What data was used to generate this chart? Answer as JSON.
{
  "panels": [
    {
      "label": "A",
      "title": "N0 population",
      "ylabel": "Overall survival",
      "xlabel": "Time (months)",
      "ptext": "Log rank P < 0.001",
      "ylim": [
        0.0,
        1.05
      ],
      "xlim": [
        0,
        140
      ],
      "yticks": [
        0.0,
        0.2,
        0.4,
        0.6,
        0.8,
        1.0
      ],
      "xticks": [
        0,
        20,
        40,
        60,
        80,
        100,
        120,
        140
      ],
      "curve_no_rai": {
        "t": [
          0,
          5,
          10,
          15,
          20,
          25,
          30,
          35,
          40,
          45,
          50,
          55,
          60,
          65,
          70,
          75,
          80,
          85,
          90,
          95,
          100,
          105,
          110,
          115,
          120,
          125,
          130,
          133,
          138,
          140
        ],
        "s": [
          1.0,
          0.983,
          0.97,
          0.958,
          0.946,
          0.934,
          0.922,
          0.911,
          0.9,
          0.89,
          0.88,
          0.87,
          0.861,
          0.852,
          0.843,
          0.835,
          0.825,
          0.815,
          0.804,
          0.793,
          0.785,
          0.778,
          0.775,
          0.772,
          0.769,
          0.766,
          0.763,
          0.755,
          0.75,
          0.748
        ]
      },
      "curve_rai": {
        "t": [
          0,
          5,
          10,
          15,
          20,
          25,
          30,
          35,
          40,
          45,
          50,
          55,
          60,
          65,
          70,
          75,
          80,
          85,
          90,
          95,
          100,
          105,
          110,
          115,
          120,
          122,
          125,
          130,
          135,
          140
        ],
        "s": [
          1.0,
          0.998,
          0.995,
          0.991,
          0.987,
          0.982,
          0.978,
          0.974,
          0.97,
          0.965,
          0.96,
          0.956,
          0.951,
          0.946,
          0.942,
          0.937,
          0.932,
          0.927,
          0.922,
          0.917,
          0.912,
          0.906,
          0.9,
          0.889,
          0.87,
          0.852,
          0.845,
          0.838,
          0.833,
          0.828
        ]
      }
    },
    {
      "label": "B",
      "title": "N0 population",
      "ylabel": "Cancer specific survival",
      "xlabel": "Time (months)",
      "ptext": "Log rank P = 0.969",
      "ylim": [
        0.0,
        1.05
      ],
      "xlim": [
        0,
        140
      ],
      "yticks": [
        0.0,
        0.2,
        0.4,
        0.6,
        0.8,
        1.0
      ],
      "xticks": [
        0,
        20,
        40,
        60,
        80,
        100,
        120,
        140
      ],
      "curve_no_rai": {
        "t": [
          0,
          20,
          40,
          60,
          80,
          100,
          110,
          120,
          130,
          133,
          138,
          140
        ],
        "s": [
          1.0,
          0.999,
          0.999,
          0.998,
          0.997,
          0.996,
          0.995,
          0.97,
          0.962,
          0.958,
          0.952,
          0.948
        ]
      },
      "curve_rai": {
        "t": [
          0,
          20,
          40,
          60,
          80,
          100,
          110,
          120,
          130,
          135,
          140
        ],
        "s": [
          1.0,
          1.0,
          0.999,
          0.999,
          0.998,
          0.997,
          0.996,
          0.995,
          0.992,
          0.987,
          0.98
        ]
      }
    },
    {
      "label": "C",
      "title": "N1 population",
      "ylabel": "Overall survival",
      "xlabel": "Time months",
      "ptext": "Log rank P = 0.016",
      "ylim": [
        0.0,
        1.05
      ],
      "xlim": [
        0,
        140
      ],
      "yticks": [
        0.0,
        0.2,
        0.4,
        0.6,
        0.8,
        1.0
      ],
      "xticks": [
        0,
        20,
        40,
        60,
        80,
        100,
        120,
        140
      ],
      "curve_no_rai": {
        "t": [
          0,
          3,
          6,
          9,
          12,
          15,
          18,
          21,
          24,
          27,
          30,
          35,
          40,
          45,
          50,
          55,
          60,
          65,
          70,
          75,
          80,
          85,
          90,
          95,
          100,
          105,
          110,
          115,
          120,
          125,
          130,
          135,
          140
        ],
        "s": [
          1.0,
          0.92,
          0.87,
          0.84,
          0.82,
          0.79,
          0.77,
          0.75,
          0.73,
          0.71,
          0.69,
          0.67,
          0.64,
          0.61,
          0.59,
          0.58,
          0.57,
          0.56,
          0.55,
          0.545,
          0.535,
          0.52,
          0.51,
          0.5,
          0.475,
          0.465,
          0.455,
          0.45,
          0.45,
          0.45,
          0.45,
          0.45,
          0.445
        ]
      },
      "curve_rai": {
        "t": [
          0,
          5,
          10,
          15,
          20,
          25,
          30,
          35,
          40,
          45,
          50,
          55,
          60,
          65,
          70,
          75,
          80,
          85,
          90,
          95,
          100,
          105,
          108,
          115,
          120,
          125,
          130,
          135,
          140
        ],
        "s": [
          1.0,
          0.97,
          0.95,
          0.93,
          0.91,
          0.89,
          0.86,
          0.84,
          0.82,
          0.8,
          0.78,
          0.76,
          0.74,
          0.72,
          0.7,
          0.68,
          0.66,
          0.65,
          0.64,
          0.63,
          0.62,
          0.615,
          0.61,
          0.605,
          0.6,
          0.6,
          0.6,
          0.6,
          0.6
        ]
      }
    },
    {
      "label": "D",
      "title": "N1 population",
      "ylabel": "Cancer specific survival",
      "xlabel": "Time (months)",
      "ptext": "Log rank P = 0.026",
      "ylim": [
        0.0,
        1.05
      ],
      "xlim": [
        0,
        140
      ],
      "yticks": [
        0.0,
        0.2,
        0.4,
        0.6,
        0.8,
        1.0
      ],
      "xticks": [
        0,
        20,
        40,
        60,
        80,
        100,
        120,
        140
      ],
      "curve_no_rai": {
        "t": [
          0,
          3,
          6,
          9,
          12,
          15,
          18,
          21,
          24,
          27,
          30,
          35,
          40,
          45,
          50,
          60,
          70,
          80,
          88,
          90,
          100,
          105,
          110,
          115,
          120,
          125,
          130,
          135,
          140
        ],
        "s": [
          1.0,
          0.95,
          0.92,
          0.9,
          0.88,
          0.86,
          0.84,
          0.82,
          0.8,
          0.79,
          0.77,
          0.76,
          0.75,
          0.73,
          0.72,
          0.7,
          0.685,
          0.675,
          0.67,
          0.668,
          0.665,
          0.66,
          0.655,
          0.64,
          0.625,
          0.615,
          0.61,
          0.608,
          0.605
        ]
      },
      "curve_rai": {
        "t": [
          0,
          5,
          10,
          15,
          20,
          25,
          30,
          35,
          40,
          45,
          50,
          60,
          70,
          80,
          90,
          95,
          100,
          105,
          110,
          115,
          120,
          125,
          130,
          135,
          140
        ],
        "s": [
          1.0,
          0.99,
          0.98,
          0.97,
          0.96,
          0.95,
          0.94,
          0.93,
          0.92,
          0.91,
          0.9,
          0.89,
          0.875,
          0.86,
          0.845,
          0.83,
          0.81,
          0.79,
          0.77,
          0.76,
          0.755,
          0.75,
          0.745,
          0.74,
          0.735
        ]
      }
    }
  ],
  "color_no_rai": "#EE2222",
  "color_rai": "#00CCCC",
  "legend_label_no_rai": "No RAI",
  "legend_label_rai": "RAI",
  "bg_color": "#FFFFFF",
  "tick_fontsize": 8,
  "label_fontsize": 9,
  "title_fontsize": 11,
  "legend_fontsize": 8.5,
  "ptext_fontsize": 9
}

##########

Faithfully transcribe the whole of the data.

What data was used to generate this chart? Answer as JSON.
{
  "panels": [
    {
      "label": "A",
      "title": "N0 population",
      "ylabel": "Overall survival",
      "xlabel": "Time (months)",
      "ptext": "Log rank P < 0.001",
      "ylim": [
        0.0,
        1.05
      ],
      "xlim": [
        0,
        140
      ],
      "yticks": [
        0.0,
        0.2,
        0.4,
        0.6,
        0.8,
        1.0
      ],
      "xticks": [
        0,
        20,
        40,
        60,
        80,
        100,
        120,
        140
      ],
      "curve_no_rai": {
        "t": [
          0,
          5,
          10,
          15,
          20,
          25,
          30,
          35,
          40,
          45,
          50,
          55,
          60,
          65,
          70,
          75,
          80,
          85,
          90,
          95,
          100,
          105,
          110,
          115,
          120,
          125,
          130,
          133,
          138,
          140
        ],
        "s": [
          1.0,
          0.983,
          0.97,
          0.958,
          0.946,
          0.934,
          0.922,
          0.911,
          0.9,
          0.89,
          0.88,
          0.87,
          0.861,
          0.852,
          0.843,
          0.835,
          0.825,
          0.815,
          0.804,
          0.793,
          0.785,
          0.778,
          0.775,
          0.772,
          0.769,
          0.766,
          0.763,
          0.755,
          0.75,
          0.748
        ]
      },
      "curve_rai": {
        "t": [
          0,
          5,
          10,
          15,
          20,
          25,
          30,
          35,
          40,
          45,
          50,
          55,
          60,
          65,
          70,
          75,
          80,
          85,
          90,
          95,
          100,
          105,
          110,
          115,
          120,
          122,
          125,
          130,
          135,
          140
        ],
        "s": [
          1.0,
          0.998,
          0.995,
          0.991,
          0.987,
          0.982,
          0.978,
          0.974,
          0.97,
          0.965,
          0.96,
          0.956,
          0.951,
          0.946,
          0.942,
          0.937,
          0.932,
          0.927,
          0.922,
          0.917,
          0.912,
          0.906,
          0.9,
          0.889,
          0.87,
          0.852,
          0.845,
          0.838,
          0.833,
          0.828
        ]
      }
    },
    {
      "label": "B",
      "title": "N0 population",
      "ylabel": "Cancer specific survival",
      "xlabel": "Time (months)",
      "ptext": "Log rank P = 0.969",
      "ylim": [
        0.0,
        1.05
      ],
      "xlim": [
        0,
        140
      ],
      "yticks": [
        0.0,
        0.2,
        0.4,
        0.6,
        0.8,
        1.0
      ],
      "xticks": [
        0,
        20,
        40,
        60,
        80,
        100,
        120,
        140
      ],
      "curve_no_rai": {
        "t": [
          0,
          20,
          40,
          60,
          80,
          100,
          110,
          120,
          130,
          133,
          138,
          140
        ],
        "s": [
          1.0,
          0.999,
          0.999,
          0.998,
          0.997,
          0.996,
          0.995,
          0.97,
          0.962,
          0.958,
          0.952,
          0.948
        ]
      },
      "curve_rai": {
        "t": [
          0,
          20,
          40,
          60,
          80,
          100,
          110,
          120,
          130,
          135,
          140
        ],
        "s": [
          1.0,
          1.0,
          0.999,
          0.999,
          0.998,
          0.997,
          0.996,
          0.995,
          0.992,
          0.987,
          0.98
        ]
      }
    },
    {
      "label": "C",
      "title": "N1 population",
      "ylabel": "Overall survival",
      "xlabel": "Time months",
      "ptext": "Log rank P = 0.016",
      "ylim": [
        0.0,
        1.05
      ],
      "xlim": [
        0,
        140
      ],
      "yticks": [
        0.0,
        0.2,
        0.4,
        0.6,
        0.8,
        1.0
      ],
      "xticks": [
        0,
        20,
        40,
        60,
        80,
        100,
        120,
        140
      ],
      "curve_no_rai": {
        "t": [
          0,
          3,
          6,
          9,
          12,
          15,
          18,
          21,
          24,
          27,
          30,
          35,
          40,
          45,
          50,
          55,
          60,
          65,
          70,
          75,
          80,
          85,
          90,
          95,
          100,
          105,
          110,
          115,
          120,
          125,
          130,
          135,
          140
        ],
        "s": [
          1.0,
          0.92,
          0.87,
          0.84,
          0.82,
          0.79,
          0.77,
          0.75,
          0.73,
          0.71,
          0.69,
          0.67,
          0.64,
          0.61,
          0.59,
          0.58,
          0.57,
          0.56,
          0.55,
          0.545,
          0.535,
          0.52,
          0.51,
          0.5,
          0.475,
          0.465,
          0.455,
          0.45,
          0.45,
          0.45,
          0.45,
          0.45,
          0.445
        ]
      },
      "curve_rai": {
        "t": [
          0,
          5,
          10,
          15,
          20,
          25,
          30,
          35,
          40,
          45,
          50,
          55,
          60,
          65,
          70,
          75,
          80,
          85,
          90,
          95,
          100,
          105,
          108,
          115,
          120,
          125,
          130,
          135,
          140
        ],
        "s": [
          1.0,
          0.97,
          0.95,
          0.93,
          0.91,
          0.89,
          0.86,
          0.84,
          0.82,
          0.8,
          0.78,
          0.76,
          0.74,
          0.72,
          0.7,
          0.68,
          0.66,
          0.65,
          0.64,
          0.63,
          0.62,
          0.615,
          0.61,
          0.605,
          0.6,
          0.6,
          0.6,
          0.6,
          0.6
        ]
      }
    },
    {
      "label": "D",
      "title": "N1 population",
      "ylabel": "Cancer specific survival",
      "xlabel": "Time (months)",
      "ptext": "Log rank P = 0.026",
      "ylim": [
        0.0,
        1.05
      ],
      "xlim": [
        0,
        140
      ],
      "yticks": [
        0.0,
        0.2,
        0.4,
        0.6,
        0.8,
        1.0
      ],
      "xticks": [
        0,
        20,
        40,
        60,
        80,
        100,
        120,
        140
      ],
      "curve_no_rai": {
        "t": [
          0,
          3,
          6,
          9,
          12,
          15,
          18,
          21,
          24,
          27,
          30,
          35,
          40,
          45,
          50,
          60,
          70,
          80,
          88,
          90,
          100,
          105,
          110,
          115,
          120,
          125,
          130,
          135,
          140
        ],
        "s": [
          1.0,
          0.95,
          0.92,
          0.9,
          0.88,
          0.86,
          0.84,
          0.82,
          0.8,
          0.79,
          0.77,
          0.76,
          0.75,
          0.73,
          0.72,
          0.7,
          0.685,
          0.675,
          0.67,
          0.668,
          0.665,
          0.66,
          0.655,
          0.64,
          0.625,
          0.615,
          0.61,
          0.608,
          0.605
        ]
      },
      "curve_rai": {
        "t": [
          0,
          5,
          10,
          15,
          20,
          25,
          30,
          35,
          40,
          45,
          50,
          60,
          70,
          80,
          90,
          95,
          100,
          105,
          110,
          115,
          120,
          125,
          130,
          135,
          140
        ],
        "s": [
          1.0,
          0.99,
          0.98,
          0.97,
          0.96,
          0.95,
          0.94,
          0.93,
          0.92,
          0.91,
          0.9,
          0.89,
          0.875,
          0.86,
          0.845,
          0.83,
          0.81,
          0.79,
          0.77,
          0.76,
          0.755,
          0.75,
          0.745,
          0.74,
          0.735
        ]
      }
    }
  ],
  "color_no_rai": "#EE2222",
  "color_rai": "#00CCCC",
  "legend_label_no_rai": "No RAI",
  "legend_label_rai": "RAI",
  "bg_color": "#FFFFFF",
  "tick_fontsize": 8,
  "label_fontsize": 9,
  "title_fontsize": 11,
  "legend_fontsize": 8.5,
  "ptext_fontsize": 9
}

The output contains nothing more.